■ GIVEN EXERCISE
Find each line holding the word "残疾人服务" and give the total alone.

** begin **

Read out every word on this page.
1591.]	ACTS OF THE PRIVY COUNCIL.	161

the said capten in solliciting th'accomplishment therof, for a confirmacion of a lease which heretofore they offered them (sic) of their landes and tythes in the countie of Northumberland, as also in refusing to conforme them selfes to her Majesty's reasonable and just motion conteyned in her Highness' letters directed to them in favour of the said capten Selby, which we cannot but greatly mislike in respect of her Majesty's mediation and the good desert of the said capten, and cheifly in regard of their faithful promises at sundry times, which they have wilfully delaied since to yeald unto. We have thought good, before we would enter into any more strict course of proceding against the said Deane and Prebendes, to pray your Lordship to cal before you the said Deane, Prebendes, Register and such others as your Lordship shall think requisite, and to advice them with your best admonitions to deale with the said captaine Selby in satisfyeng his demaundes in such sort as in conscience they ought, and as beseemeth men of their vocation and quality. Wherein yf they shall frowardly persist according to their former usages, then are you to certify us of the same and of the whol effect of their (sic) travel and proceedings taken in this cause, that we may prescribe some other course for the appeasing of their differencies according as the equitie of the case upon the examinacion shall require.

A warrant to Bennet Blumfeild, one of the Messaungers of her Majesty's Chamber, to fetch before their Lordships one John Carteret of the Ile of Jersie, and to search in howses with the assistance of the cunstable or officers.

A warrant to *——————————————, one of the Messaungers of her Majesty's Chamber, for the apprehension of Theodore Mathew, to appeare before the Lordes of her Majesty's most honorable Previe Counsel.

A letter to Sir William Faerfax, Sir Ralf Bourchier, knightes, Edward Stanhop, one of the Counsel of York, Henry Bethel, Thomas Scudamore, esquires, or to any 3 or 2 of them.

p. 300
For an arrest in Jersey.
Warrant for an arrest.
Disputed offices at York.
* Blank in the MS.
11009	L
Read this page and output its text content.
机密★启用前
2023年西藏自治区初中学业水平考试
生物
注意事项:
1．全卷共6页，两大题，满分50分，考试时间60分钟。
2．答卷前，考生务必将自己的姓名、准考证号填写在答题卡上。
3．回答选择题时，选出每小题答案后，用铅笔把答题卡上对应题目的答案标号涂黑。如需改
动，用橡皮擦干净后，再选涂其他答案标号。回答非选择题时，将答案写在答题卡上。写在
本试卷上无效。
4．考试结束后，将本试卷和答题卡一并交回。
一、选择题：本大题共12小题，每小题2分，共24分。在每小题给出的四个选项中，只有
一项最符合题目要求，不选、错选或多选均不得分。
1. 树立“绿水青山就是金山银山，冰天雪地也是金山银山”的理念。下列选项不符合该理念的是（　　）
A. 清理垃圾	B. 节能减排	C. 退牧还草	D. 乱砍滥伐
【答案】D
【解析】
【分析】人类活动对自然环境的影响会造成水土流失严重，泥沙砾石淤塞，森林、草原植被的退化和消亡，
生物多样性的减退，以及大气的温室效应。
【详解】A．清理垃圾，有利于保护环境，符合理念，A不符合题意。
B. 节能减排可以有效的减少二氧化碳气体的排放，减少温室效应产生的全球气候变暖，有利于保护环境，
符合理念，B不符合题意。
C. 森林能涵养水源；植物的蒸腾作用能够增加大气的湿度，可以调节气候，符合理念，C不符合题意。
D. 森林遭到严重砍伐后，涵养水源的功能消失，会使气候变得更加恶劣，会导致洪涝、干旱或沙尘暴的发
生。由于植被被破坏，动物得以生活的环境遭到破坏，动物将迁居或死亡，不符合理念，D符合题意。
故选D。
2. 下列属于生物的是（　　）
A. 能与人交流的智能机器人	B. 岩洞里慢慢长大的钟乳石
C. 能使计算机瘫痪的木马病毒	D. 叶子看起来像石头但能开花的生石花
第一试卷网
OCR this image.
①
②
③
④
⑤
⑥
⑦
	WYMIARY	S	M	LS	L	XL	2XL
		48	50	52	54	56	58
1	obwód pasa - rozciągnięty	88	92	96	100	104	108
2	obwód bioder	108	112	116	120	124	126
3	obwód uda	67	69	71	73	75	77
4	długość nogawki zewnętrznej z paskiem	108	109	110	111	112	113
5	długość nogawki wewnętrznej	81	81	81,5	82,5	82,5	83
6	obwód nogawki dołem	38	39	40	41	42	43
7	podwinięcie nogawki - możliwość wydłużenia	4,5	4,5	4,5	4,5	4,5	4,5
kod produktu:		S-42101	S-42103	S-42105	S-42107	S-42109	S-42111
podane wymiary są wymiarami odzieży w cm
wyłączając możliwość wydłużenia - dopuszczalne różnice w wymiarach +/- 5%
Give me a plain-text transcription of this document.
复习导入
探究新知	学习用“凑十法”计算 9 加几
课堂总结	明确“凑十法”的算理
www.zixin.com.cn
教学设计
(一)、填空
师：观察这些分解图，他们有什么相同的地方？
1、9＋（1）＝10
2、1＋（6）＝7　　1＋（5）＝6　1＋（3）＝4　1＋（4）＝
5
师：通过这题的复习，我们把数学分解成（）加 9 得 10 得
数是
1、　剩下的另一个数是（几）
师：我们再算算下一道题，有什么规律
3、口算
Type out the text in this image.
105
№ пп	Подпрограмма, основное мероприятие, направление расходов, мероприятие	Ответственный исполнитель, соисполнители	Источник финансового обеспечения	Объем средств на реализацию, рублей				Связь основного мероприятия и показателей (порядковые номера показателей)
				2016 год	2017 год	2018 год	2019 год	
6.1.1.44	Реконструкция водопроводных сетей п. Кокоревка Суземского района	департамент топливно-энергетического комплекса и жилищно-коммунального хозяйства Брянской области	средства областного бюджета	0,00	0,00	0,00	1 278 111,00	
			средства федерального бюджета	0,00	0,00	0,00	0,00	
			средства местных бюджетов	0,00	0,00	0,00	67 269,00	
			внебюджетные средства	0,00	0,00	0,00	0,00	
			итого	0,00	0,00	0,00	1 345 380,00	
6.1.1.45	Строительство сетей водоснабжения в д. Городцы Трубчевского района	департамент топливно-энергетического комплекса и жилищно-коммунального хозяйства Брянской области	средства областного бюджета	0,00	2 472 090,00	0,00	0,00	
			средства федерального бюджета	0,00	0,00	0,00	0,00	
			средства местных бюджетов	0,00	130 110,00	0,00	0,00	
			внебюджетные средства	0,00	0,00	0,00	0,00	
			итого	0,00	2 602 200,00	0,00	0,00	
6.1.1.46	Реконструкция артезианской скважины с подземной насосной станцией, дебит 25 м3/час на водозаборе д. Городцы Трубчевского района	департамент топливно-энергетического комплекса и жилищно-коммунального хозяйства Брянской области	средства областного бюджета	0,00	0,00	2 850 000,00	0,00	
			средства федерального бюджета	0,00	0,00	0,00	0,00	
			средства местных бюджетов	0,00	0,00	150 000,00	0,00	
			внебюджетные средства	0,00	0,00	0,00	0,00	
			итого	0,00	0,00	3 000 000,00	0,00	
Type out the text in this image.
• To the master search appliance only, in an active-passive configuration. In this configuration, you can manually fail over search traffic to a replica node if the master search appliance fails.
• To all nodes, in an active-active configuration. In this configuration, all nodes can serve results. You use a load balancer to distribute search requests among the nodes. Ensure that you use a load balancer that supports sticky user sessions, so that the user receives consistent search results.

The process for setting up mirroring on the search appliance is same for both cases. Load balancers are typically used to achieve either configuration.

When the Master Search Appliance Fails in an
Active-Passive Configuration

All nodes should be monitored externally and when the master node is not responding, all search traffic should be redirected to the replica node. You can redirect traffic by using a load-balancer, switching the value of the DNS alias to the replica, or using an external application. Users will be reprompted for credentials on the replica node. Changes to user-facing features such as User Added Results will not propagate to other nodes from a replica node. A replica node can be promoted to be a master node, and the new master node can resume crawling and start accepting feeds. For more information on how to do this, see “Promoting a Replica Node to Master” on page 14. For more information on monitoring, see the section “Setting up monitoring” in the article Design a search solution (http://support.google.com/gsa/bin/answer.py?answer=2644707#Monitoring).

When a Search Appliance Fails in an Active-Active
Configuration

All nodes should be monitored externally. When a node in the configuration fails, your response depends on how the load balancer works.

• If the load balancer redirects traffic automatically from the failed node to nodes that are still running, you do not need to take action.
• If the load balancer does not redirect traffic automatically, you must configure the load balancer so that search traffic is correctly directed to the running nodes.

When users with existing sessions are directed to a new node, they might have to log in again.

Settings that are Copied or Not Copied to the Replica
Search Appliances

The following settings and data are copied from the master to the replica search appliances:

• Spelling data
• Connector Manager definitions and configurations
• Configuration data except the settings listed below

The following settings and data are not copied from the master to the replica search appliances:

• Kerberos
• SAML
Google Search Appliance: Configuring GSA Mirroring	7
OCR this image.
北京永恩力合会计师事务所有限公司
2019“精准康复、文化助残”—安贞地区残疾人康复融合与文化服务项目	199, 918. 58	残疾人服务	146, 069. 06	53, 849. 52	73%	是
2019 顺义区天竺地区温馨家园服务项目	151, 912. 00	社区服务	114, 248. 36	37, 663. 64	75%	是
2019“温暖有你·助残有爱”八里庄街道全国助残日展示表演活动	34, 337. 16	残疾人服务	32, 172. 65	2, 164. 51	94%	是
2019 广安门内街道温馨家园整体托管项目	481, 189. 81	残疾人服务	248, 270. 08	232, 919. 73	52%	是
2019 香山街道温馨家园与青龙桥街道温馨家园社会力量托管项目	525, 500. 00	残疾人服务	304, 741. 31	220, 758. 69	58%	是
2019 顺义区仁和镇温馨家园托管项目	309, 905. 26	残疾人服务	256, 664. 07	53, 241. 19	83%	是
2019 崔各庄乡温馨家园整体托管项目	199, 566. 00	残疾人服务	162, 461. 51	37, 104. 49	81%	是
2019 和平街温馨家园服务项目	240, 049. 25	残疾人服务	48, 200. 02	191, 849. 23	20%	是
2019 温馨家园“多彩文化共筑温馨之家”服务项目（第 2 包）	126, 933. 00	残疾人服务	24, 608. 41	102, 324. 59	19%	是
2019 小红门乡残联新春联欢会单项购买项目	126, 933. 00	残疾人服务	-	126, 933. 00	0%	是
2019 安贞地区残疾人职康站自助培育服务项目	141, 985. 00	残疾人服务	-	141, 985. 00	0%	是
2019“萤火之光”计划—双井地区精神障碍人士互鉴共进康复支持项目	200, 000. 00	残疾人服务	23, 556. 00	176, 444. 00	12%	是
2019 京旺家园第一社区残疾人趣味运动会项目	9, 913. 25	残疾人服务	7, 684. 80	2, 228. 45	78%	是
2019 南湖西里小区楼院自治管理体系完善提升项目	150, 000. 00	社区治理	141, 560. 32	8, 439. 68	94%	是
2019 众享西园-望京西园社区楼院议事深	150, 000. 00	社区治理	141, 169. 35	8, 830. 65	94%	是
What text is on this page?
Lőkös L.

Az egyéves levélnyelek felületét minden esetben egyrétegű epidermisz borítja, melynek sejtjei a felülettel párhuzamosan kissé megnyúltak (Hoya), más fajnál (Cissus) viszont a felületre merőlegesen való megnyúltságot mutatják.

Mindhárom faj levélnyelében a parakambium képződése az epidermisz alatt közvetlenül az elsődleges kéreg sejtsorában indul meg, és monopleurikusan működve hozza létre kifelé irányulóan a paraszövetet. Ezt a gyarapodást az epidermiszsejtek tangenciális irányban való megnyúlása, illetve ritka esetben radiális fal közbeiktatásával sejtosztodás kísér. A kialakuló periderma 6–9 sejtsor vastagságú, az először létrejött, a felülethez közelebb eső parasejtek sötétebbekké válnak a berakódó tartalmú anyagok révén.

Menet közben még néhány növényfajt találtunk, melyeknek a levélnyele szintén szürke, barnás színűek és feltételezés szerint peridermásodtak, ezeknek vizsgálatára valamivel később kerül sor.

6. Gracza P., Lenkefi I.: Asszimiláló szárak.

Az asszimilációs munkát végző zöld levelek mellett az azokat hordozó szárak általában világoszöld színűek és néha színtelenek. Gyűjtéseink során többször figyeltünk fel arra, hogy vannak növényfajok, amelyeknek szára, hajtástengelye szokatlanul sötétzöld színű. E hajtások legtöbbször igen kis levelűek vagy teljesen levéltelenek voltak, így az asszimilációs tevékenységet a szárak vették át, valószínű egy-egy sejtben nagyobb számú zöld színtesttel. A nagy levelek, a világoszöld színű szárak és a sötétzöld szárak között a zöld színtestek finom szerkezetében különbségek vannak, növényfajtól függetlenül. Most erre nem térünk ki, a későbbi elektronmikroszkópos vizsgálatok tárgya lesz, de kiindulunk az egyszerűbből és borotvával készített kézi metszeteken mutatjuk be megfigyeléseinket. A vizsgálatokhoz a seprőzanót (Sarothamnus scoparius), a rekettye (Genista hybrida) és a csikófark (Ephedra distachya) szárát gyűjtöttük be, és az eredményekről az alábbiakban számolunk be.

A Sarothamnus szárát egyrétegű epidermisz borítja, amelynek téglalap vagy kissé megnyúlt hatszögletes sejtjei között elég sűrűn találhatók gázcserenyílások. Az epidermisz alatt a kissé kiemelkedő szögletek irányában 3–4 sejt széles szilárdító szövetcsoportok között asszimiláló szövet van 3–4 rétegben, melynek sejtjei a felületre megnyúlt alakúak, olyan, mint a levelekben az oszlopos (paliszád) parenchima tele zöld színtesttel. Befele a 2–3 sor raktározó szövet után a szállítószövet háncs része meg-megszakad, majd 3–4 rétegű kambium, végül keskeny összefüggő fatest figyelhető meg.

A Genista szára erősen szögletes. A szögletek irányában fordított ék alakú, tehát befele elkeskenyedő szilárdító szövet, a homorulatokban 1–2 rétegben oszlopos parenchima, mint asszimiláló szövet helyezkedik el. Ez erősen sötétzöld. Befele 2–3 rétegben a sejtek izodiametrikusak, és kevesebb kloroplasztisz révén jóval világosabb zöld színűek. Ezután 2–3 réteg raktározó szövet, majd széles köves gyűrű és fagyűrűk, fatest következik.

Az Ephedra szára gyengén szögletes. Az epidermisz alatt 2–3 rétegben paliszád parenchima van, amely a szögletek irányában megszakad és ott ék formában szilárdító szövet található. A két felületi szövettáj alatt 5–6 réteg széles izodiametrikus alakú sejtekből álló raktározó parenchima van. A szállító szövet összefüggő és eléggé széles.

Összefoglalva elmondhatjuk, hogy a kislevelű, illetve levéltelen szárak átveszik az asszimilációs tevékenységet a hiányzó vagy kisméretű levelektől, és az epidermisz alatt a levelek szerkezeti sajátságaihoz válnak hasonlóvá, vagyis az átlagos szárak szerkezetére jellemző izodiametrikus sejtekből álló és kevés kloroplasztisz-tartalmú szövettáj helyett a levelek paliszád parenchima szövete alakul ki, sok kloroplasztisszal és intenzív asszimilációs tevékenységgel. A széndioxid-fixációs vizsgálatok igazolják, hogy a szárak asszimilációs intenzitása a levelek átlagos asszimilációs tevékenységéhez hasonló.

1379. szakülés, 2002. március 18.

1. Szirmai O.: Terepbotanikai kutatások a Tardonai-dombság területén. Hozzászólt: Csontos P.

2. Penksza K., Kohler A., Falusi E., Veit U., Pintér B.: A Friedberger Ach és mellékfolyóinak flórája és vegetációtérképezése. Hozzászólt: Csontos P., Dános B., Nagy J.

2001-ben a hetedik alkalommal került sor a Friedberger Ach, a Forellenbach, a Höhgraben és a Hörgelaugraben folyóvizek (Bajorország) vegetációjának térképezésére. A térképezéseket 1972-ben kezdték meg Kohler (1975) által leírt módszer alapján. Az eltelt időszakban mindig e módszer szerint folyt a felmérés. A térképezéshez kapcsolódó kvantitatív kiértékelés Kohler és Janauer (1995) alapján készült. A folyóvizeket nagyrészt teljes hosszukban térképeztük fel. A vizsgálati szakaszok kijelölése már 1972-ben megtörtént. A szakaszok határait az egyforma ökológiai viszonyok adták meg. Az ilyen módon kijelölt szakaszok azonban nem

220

** end **

■ FULL RESPONSE
12